Exercise prompt — Records follow. Copy every line with "Enhancing".

Data for the task —

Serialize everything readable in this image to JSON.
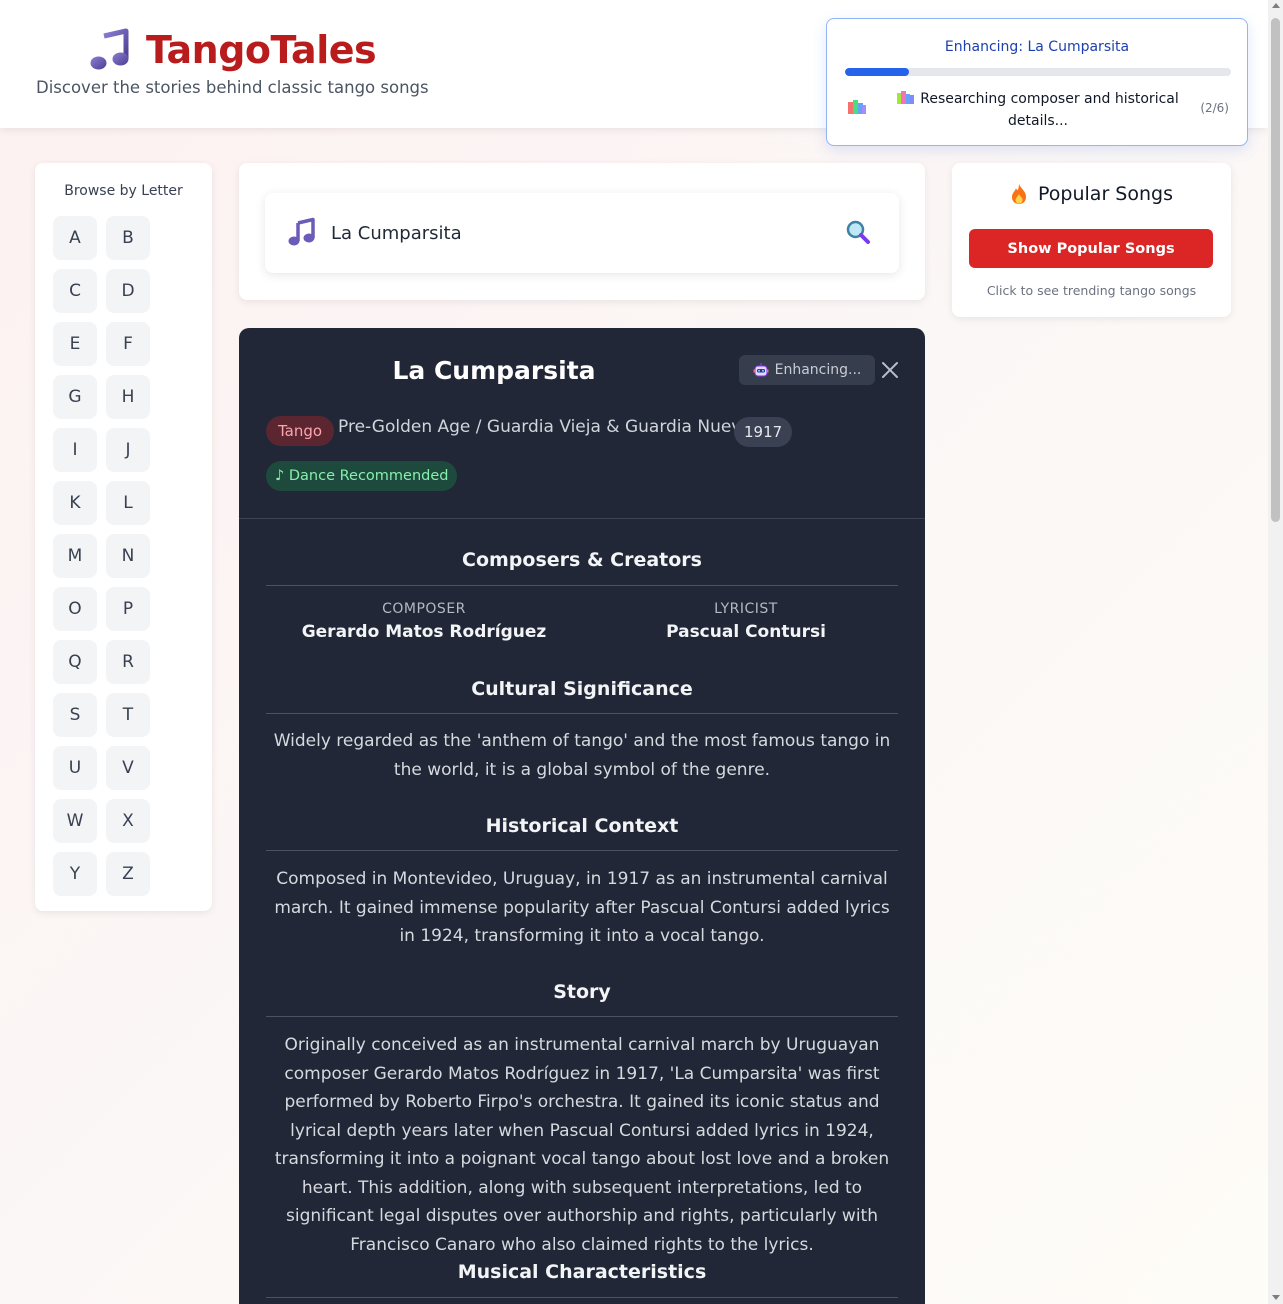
{
  "header": {
    "brand_title": "TangoTales",
    "tagline": "Discover the stories behind classic tango songs",
    "brand_icon": "music-note-icon"
  },
  "toast": {
    "title": "Enhancing: La Cumparsita",
    "progress": 0.166,
    "message": "Researching composer and historical details...",
    "step": "(2/6)",
    "icon": "books-icon",
    "accent": "#2563eb"
  },
  "letters": {
    "title": "Browse by Letter",
    "items": [
      "A",
      "B",
      "C",
      "D",
      "E",
      "F",
      "G",
      "H",
      "I",
      "J",
      "K",
      "L",
      "M",
      "N",
      "O",
      "P",
      "Q",
      "R",
      "S",
      "T",
      "U",
      "V",
      "W",
      "X",
      "Y",
      "Z"
    ]
  },
  "search": {
    "value": "La Cumparsita",
    "icon": "magnifier-icon"
  },
  "popular": {
    "title": "Popular Songs",
    "button_label": "Show Popular Songs",
    "hint": "Click to see trending tango songs",
    "icon": "fire-icon",
    "button_color": "#dc2626"
  },
  "song": {
    "title": "La Cumparsita",
    "enhancing_label": "Enhancing...",
    "genre": "Tango",
    "era": "Pre-Golden Age / Guardia Vieja & Guardia Nueva",
    "year": "1917",
    "dance_tag": "♪ Dance Recommended",
    "sections": {
      "composers_title": "Composers & Creators",
      "composer_role": "COMPOSER",
      "composer_name": "Gerardo Matos Rodríguez",
      "lyricist_role": "LYRICIST",
      "lyricist_name": "Pascual Contursi",
      "cultural_title": "Cultural Significance",
      "cultural_text": "Widely regarded as the 'anthem of tango' and the most famous tango in the world, it is a global symbol of the genre.",
      "historical_title": "Historical Context",
      "historical_text": "Composed in Montevideo, Uruguay, in 1917 as an instrumental carnival march. It gained immense popularity after Pascual Contursi added lyrics in 1924, transforming it into a vocal tango.",
      "story_title": "Story",
      "story_text": "Originally conceived as an instrumental carnival march by Uruguayan composer Gerardo Matos Rodríguez in 1917, 'La Cumparsita' was first performed by Roberto Firpo's orchestra. It gained its iconic status and lyrical depth years later when Pascual Contursi added lyrics in 1924, transforming it into a poignant vocal tango about lost love and a broken heart. This addition, along with subsequent interpretations, led to significant legal disputes over authorship and rights, particularly with Francisco Canaro who also claimed rights to the lyrics.",
      "musical_title": "Musical Characteristics"
    }
  }
}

Result for this task —
    "title": "Enhancing: La Cumparsita",
    "enhancing_label": "Enhancing...",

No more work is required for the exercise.